Entries taken from a collection:
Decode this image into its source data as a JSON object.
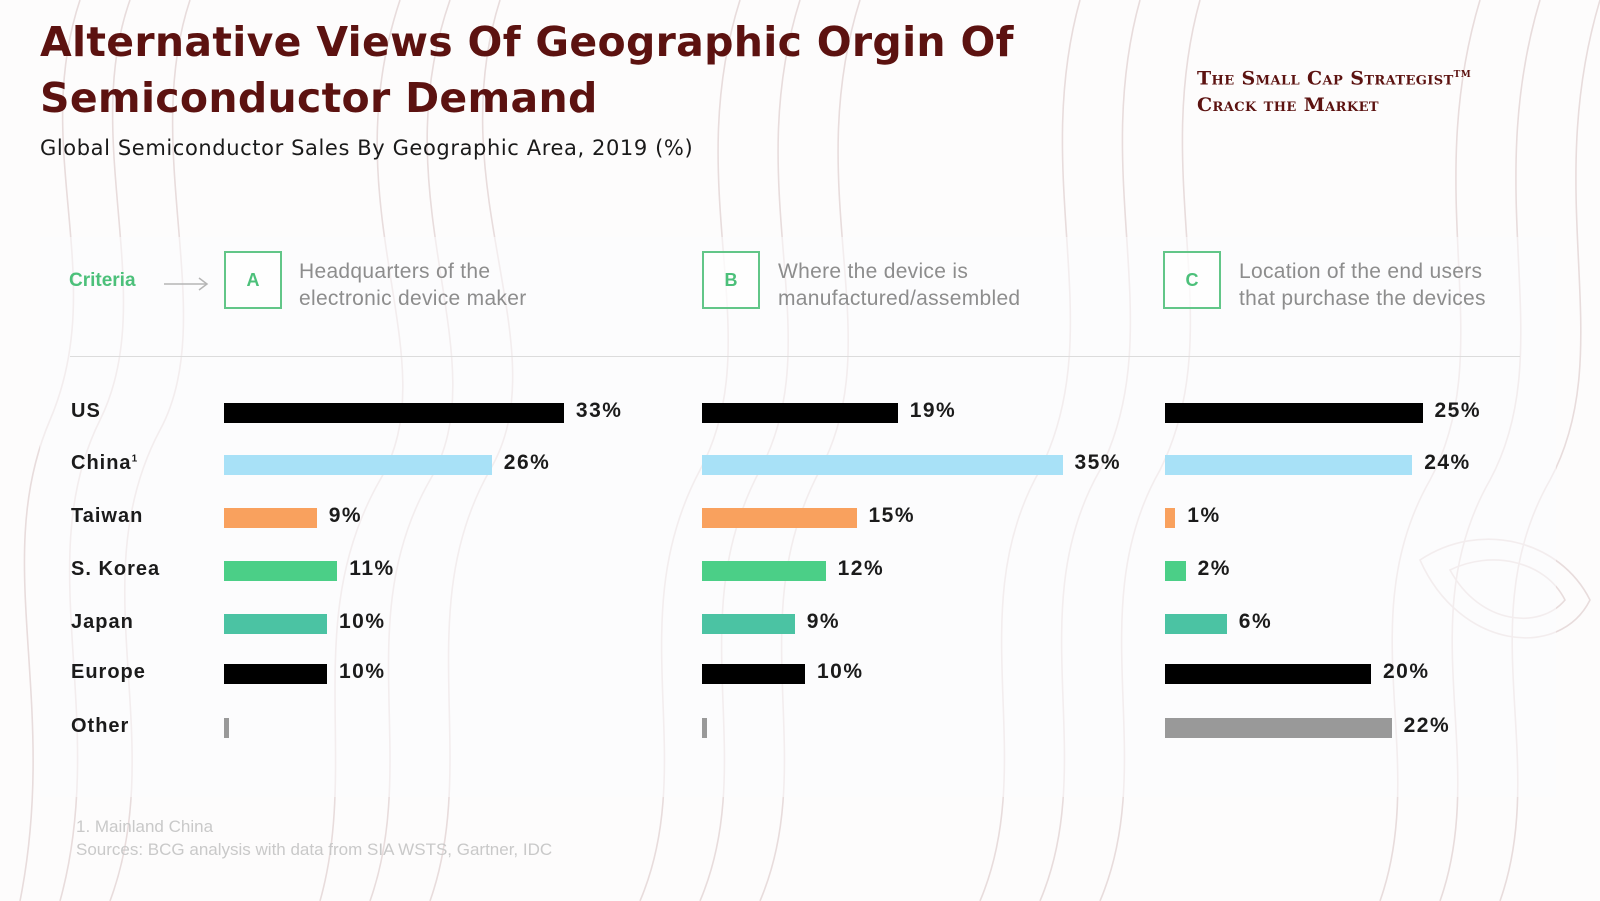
{
  "title_line1": "Alternative Views Of Geographic Orgin Of",
  "title_line2": "Semiconductor Demand",
  "subtitle": "Global Semiconductor Sales By Geographic Area, 2019 (%)",
  "brand": {
    "line1": "The Small Cap Strategist",
    "tm": "TM",
    "line2": "Crack the Market"
  },
  "criteria_label": "Criteria",
  "footnote": "1. Mainland China",
  "sources": "Sources: BCG analysis with data from SIA WSTS, Gartner, IDC",
  "chart_data": {
    "type": "bar",
    "orientation": "horizontal",
    "categories": [
      "US",
      "China",
      "Taiwan",
      "S. Korea",
      "Japan",
      "Europe",
      "Other"
    ],
    "category_footnotes": {
      "China": "1"
    },
    "unit": "%",
    "colors": [
      "#000000",
      "#a8e1f7",
      "#f9a15e",
      "#4bcf87",
      "#4bc3a3",
      "#000000",
      "#999999"
    ],
    "panels": [
      {
        "letter": "A",
        "criterion": "Headquarters of the\nelectronic device maker",
        "values": [
          33,
          26,
          9,
          11,
          10,
          10,
          0.5
        ],
        "labels": [
          "33%",
          "26%",
          "9%",
          "11%",
          "10%",
          "10%",
          ""
        ]
      },
      {
        "letter": "B",
        "criterion": "Where the device is\nmanufactured/assembled",
        "values": [
          19,
          35,
          15,
          12,
          9,
          10,
          0.5
        ],
        "labels": [
          "19%",
          "35%",
          "15%",
          "12%",
          "9%",
          "10%",
          ""
        ]
      },
      {
        "letter": "C",
        "criterion": "Location of the end users\nthat purchase the devices",
        "values": [
          25,
          24,
          1,
          2,
          6,
          20,
          22
        ],
        "labels": [
          "25%",
          "24%",
          "1%",
          "2%",
          "6%",
          "20%",
          "22%"
        ]
      }
    ]
  }
}
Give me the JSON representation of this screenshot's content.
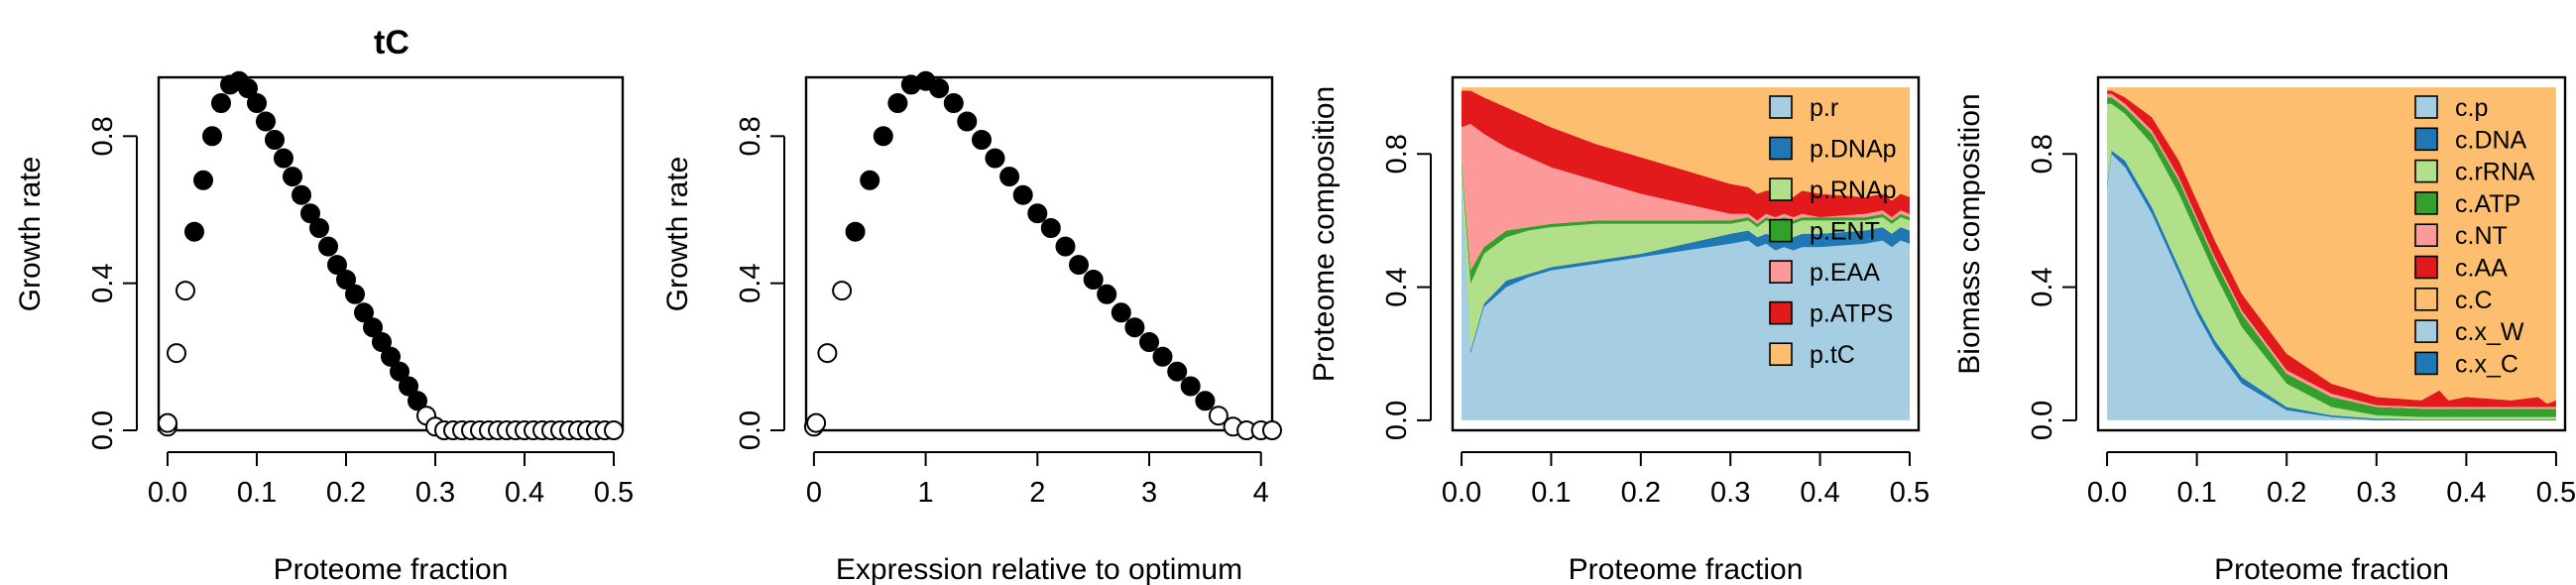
{
  "figure_title": "tC",
  "colors": {
    "open_marker": "#000000",
    "filled_marker": "#000000",
    "p.r": "#a6cee3",
    "p.DNAp": "#1f78b4",
    "p.RNAp": "#b2df8a",
    "p.ENT": "#33a02c",
    "p.EAA": "#fb9a99",
    "p.ATPS": "#e31a1c",
    "p.tC": "#fdbf6f",
    "c.p": "#a6cee3",
    "c.DNA": "#1f78b4",
    "c.rRNA": "#b2df8a",
    "c.ATP": "#33a02c",
    "c.NT": "#fb9a99",
    "c.AA": "#e31a1c",
    "c.C": "#fdbf6f",
    "c.x_W": "#a6cee3",
    "c.x_C": "#1f78b4"
  },
  "chart_data": [
    {
      "type": "scatter",
      "title": "tC",
      "xlabel": "Proteome fraction",
      "ylabel": "Growth rate",
      "xlim": [
        -0.01,
        0.51
      ],
      "ylim": [
        0,
        0.96
      ],
      "xticks": [
        0.0,
        0.1,
        0.2,
        0.3,
        0.4,
        0.5
      ],
      "xtick_labels": [
        "0.0",
        "0.1",
        "0.2",
        "0.3",
        "0.4",
        "0.5"
      ],
      "yticks": [
        0.0,
        0.4,
        0.8
      ],
      "ytick_labels": [
        "0.0",
        "0.4",
        "0.8"
      ],
      "marker_style_note": "filled = feasible (black), open = infeasible/zero",
      "x": [
        0.0,
        0.0,
        0.01,
        0.02,
        0.03,
        0.04,
        0.05,
        0.06,
        0.07,
        0.08,
        0.09,
        0.1,
        0.11,
        0.12,
        0.13,
        0.14,
        0.15,
        0.16,
        0.17,
        0.18,
        0.19,
        0.2,
        0.21,
        0.22,
        0.23,
        0.24,
        0.25,
        0.26,
        0.27,
        0.28,
        0.29,
        0.3,
        0.31,
        0.32,
        0.33,
        0.34,
        0.35,
        0.36,
        0.37,
        0.38,
        0.39,
        0.4,
        0.41,
        0.42,
        0.43,
        0.44,
        0.45,
        0.46,
        0.47,
        0.48,
        0.49,
        0.5
      ],
      "y": [
        0.01,
        0.02,
        0.21,
        0.38,
        0.54,
        0.68,
        0.8,
        0.89,
        0.94,
        0.95,
        0.93,
        0.89,
        0.84,
        0.79,
        0.74,
        0.69,
        0.64,
        0.59,
        0.55,
        0.5,
        0.45,
        0.41,
        0.37,
        0.32,
        0.28,
        0.24,
        0.2,
        0.16,
        0.12,
        0.08,
        0.04,
        0.01,
        0.0,
        0.0,
        0.0,
        0.0,
        0.0,
        0.0,
        0.0,
        0.0,
        0.0,
        0.0,
        0.0,
        0.0,
        0.0,
        0.0,
        0.0,
        0.0,
        0.0,
        0.0,
        0.0,
        0.0
      ],
      "filled": [
        false,
        false,
        false,
        false,
        true,
        true,
        true,
        true,
        true,
        true,
        true,
        true,
        true,
        true,
        true,
        true,
        true,
        true,
        true,
        true,
        true,
        true,
        true,
        true,
        true,
        true,
        true,
        true,
        true,
        true,
        false,
        false,
        false,
        false,
        false,
        false,
        false,
        false,
        false,
        false,
        false,
        false,
        false,
        false,
        false,
        false,
        false,
        false,
        false,
        false,
        false,
        false
      ]
    },
    {
      "type": "scatter",
      "title": "",
      "xlabel": "Expression relative to optimum",
      "ylabel": "Growth rate",
      "xlim": [
        -0.07,
        4.1
      ],
      "ylim": [
        0,
        0.96
      ],
      "xticks": [
        0,
        1,
        2,
        3,
        4
      ],
      "xtick_labels": [
        "0",
        "1",
        "2",
        "3",
        "4"
      ],
      "yticks": [
        0.0,
        0.4,
        0.8
      ],
      "ytick_labels": [
        "0.0",
        "0.4",
        "0.8"
      ],
      "x": [
        0.0,
        0.02,
        0.12,
        0.25,
        0.37,
        0.5,
        0.62,
        0.75,
        0.87,
        1.0,
        1.12,
        1.25,
        1.37,
        1.5,
        1.62,
        1.75,
        1.87,
        2.0,
        2.12,
        2.25,
        2.37,
        2.5,
        2.62,
        2.75,
        2.87,
        3.0,
        3.12,
        3.25,
        3.37,
        3.5,
        3.62,
        3.75,
        3.87,
        4.0,
        4.1
      ],
      "y": [
        0.01,
        0.02,
        0.21,
        0.38,
        0.54,
        0.68,
        0.8,
        0.89,
        0.94,
        0.95,
        0.93,
        0.89,
        0.84,
        0.79,
        0.74,
        0.69,
        0.64,
        0.59,
        0.55,
        0.5,
        0.45,
        0.41,
        0.37,
        0.32,
        0.28,
        0.24,
        0.2,
        0.16,
        0.12,
        0.08,
        0.04,
        0.01,
        0.0,
        0.0,
        0.0
      ],
      "filled": [
        false,
        false,
        false,
        false,
        true,
        true,
        true,
        true,
        true,
        true,
        true,
        true,
        true,
        true,
        true,
        true,
        true,
        true,
        true,
        true,
        true,
        true,
        true,
        true,
        true,
        true,
        true,
        true,
        true,
        true,
        false,
        false,
        false,
        false,
        false
      ]
    },
    {
      "type": "area",
      "title": "",
      "xlabel": "Proteome fraction",
      "ylabel": "Proteome composition",
      "xlim": [
        -0.01,
        0.51
      ],
      "ylim": [
        -0.03,
        1.03
      ],
      "xticks": [
        0.0,
        0.1,
        0.2,
        0.3,
        0.4,
        0.5
      ],
      "xtick_labels": [
        "0.0",
        "0.1",
        "0.2",
        "0.3",
        "0.4",
        "0.5"
      ],
      "yticks": [
        0.0,
        0.4,
        0.8
      ],
      "ytick_labels": [
        "0.0",
        "0.4",
        "0.8"
      ],
      "legend": "top-right",
      "legend_entries": [
        "p.r",
        "p.DNAp",
        "p.RNAp",
        "p.ENT",
        "p.EAA",
        "p.ATPS",
        "p.tC"
      ],
      "x": [
        0.0,
        0.01,
        0.025,
        0.05,
        0.075,
        0.1,
        0.15,
        0.2,
        0.25,
        0.3,
        0.32,
        0.33,
        0.34,
        0.35,
        0.36,
        0.37,
        0.38,
        0.4,
        0.45,
        0.47,
        0.48,
        0.49,
        0.5
      ],
      "series": [
        {
          "name": "p.r",
          "cumulative_top": [
            0.7,
            0.2,
            0.34,
            0.4,
            0.43,
            0.45,
            0.47,
            0.49,
            0.51,
            0.53,
            0.54,
            0.52,
            0.53,
            0.51,
            0.52,
            0.51,
            0.52,
            0.52,
            0.53,
            0.54,
            0.52,
            0.54,
            0.53
          ]
        },
        {
          "name": "p.DNAp",
          "cumulative_top": [
            0.71,
            0.21,
            0.35,
            0.42,
            0.44,
            0.46,
            0.48,
            0.5,
            0.53,
            0.56,
            0.57,
            0.55,
            0.56,
            0.55,
            0.56,
            0.55,
            0.56,
            0.56,
            0.57,
            0.58,
            0.56,
            0.58,
            0.57
          ]
        },
        {
          "name": "p.RNAp",
          "cumulative_top": [
            0.76,
            0.41,
            0.5,
            0.55,
            0.57,
            0.58,
            0.59,
            0.59,
            0.59,
            0.59,
            0.6,
            0.58,
            0.6,
            0.59,
            0.6,
            0.59,
            0.6,
            0.6,
            0.6,
            0.61,
            0.59,
            0.61,
            0.6
          ]
        },
        {
          "name": "p.ENT",
          "cumulative_top": [
            0.78,
            0.45,
            0.52,
            0.57,
            0.58,
            0.59,
            0.6,
            0.6,
            0.6,
            0.6,
            0.61,
            0.59,
            0.61,
            0.6,
            0.61,
            0.6,
            0.61,
            0.61,
            0.61,
            0.62,
            0.6,
            0.62,
            0.61
          ]
        },
        {
          "name": "p.EAA",
          "cumulative_top": [
            0.88,
            0.89,
            0.86,
            0.82,
            0.79,
            0.76,
            0.72,
            0.68,
            0.65,
            0.62,
            0.62,
            0.6,
            0.62,
            0.61,
            0.62,
            0.61,
            0.62,
            0.61,
            0.62,
            0.63,
            0.61,
            0.63,
            0.62
          ]
        },
        {
          "name": "p.ATPS",
          "cumulative_top": [
            0.99,
            0.99,
            0.97,
            0.94,
            0.91,
            0.88,
            0.83,
            0.79,
            0.75,
            0.71,
            0.7,
            0.68,
            0.69,
            0.69,
            0.7,
            0.67,
            0.69,
            0.68,
            0.67,
            0.68,
            0.66,
            0.68,
            0.67
          ]
        },
        {
          "name": "p.tC",
          "cumulative_top": [
            1.0,
            1.0,
            1.0,
            1.0,
            1.0,
            1.0,
            1.0,
            1.0,
            1.0,
            1.0,
            1.0,
            1.0,
            1.0,
            1.0,
            1.0,
            1.0,
            1.0,
            1.0,
            1.0,
            1.0,
            1.0,
            1.0,
            1.0
          ]
        }
      ]
    },
    {
      "type": "area",
      "title": "",
      "xlabel": "Proteome fraction",
      "ylabel": "Biomass composition",
      "xlim": [
        -0.01,
        0.51
      ],
      "ylim": [
        -0.03,
        1.03
      ],
      "xticks": [
        0.0,
        0.1,
        0.2,
        0.3,
        0.4,
        0.5
      ],
      "xtick_labels": [
        "0.0",
        "0.1",
        "0.2",
        "0.3",
        "0.4",
        "0.5"
      ],
      "yticks": [
        0.0,
        0.4,
        0.8
      ],
      "ytick_labels": [
        "0.0",
        "0.4",
        "0.8"
      ],
      "legend": "top-right",
      "legend_entries": [
        "c.p",
        "c.DNA",
        "c.rRNA",
        "c.ATP",
        "c.NT",
        "c.AA",
        "c.C",
        "c.x_W",
        "c.x_C"
      ],
      "x": [
        0.0,
        0.005,
        0.02,
        0.05,
        0.08,
        0.1,
        0.12,
        0.15,
        0.2,
        0.25,
        0.3,
        0.35,
        0.37,
        0.38,
        0.4,
        0.45,
        0.48,
        0.49,
        0.5
      ],
      "series": [
        {
          "name": "c.p",
          "cumulative_top": [
            0.7,
            0.8,
            0.76,
            0.62,
            0.44,
            0.32,
            0.22,
            0.11,
            0.03,
            0.01,
            0.0,
            0.0,
            0.0,
            0.0,
            0.0,
            0.0,
            0.0,
            0.0,
            0.0
          ]
        },
        {
          "name": "c.DNA",
          "cumulative_top": [
            0.71,
            0.81,
            0.78,
            0.64,
            0.46,
            0.34,
            0.24,
            0.13,
            0.04,
            0.015,
            0.005,
            0.003,
            0.003,
            0.003,
            0.003,
            0.003,
            0.003,
            0.003,
            0.003
          ]
        },
        {
          "name": "c.rRNA",
          "cumulative_top": [
            0.95,
            0.95,
            0.92,
            0.83,
            0.68,
            0.56,
            0.44,
            0.28,
            0.11,
            0.04,
            0.015,
            0.01,
            0.01,
            0.01,
            0.01,
            0.01,
            0.01,
            0.01,
            0.01
          ]
        },
        {
          "name": "c.ATP",
          "cumulative_top": [
            0.97,
            0.97,
            0.94,
            0.86,
            0.72,
            0.6,
            0.48,
            0.32,
            0.14,
            0.07,
            0.04,
            0.035,
            0.035,
            0.035,
            0.035,
            0.035,
            0.035,
            0.035,
            0.035
          ]
        },
        {
          "name": "c.NT",
          "cumulative_top": [
            0.98,
            0.98,
            0.95,
            0.87,
            0.73,
            0.61,
            0.49,
            0.33,
            0.15,
            0.08,
            0.045,
            0.04,
            0.04,
            0.04,
            0.04,
            0.04,
            0.04,
            0.04,
            0.04
          ]
        },
        {
          "name": "c.AA",
          "cumulative_top": [
            0.99,
            0.99,
            0.97,
            0.91,
            0.78,
            0.66,
            0.54,
            0.38,
            0.2,
            0.11,
            0.07,
            0.06,
            0.09,
            0.06,
            0.07,
            0.06,
            0.07,
            0.05,
            0.06
          ]
        },
        {
          "name": "c.C",
          "cumulative_top": [
            1.0,
            1.0,
            1.0,
            1.0,
            1.0,
            1.0,
            1.0,
            1.0,
            1.0,
            1.0,
            1.0,
            1.0,
            1.0,
            1.0,
            1.0,
            1.0,
            1.0,
            1.0,
            1.0
          ]
        },
        {
          "name": "c.x_W",
          "cumulative_top": [
            1.0,
            1.0,
            1.0,
            1.0,
            1.0,
            1.0,
            1.0,
            1.0,
            1.0,
            1.0,
            1.0,
            1.0,
            1.0,
            1.0,
            1.0,
            1.0,
            1.0,
            1.0,
            1.0
          ]
        },
        {
          "name": "c.x_C",
          "cumulative_top": [
            1.0,
            1.0,
            1.0,
            1.0,
            1.0,
            1.0,
            1.0,
            1.0,
            1.0,
            1.0,
            1.0,
            1.0,
            1.0,
            1.0,
            1.0,
            1.0,
            1.0,
            1.0,
            1.0
          ]
        }
      ]
    }
  ]
}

* [TO DO]:
Give only the number of lines that include the word "China".

* [SOLUTION TO THE EXERCISE]:
3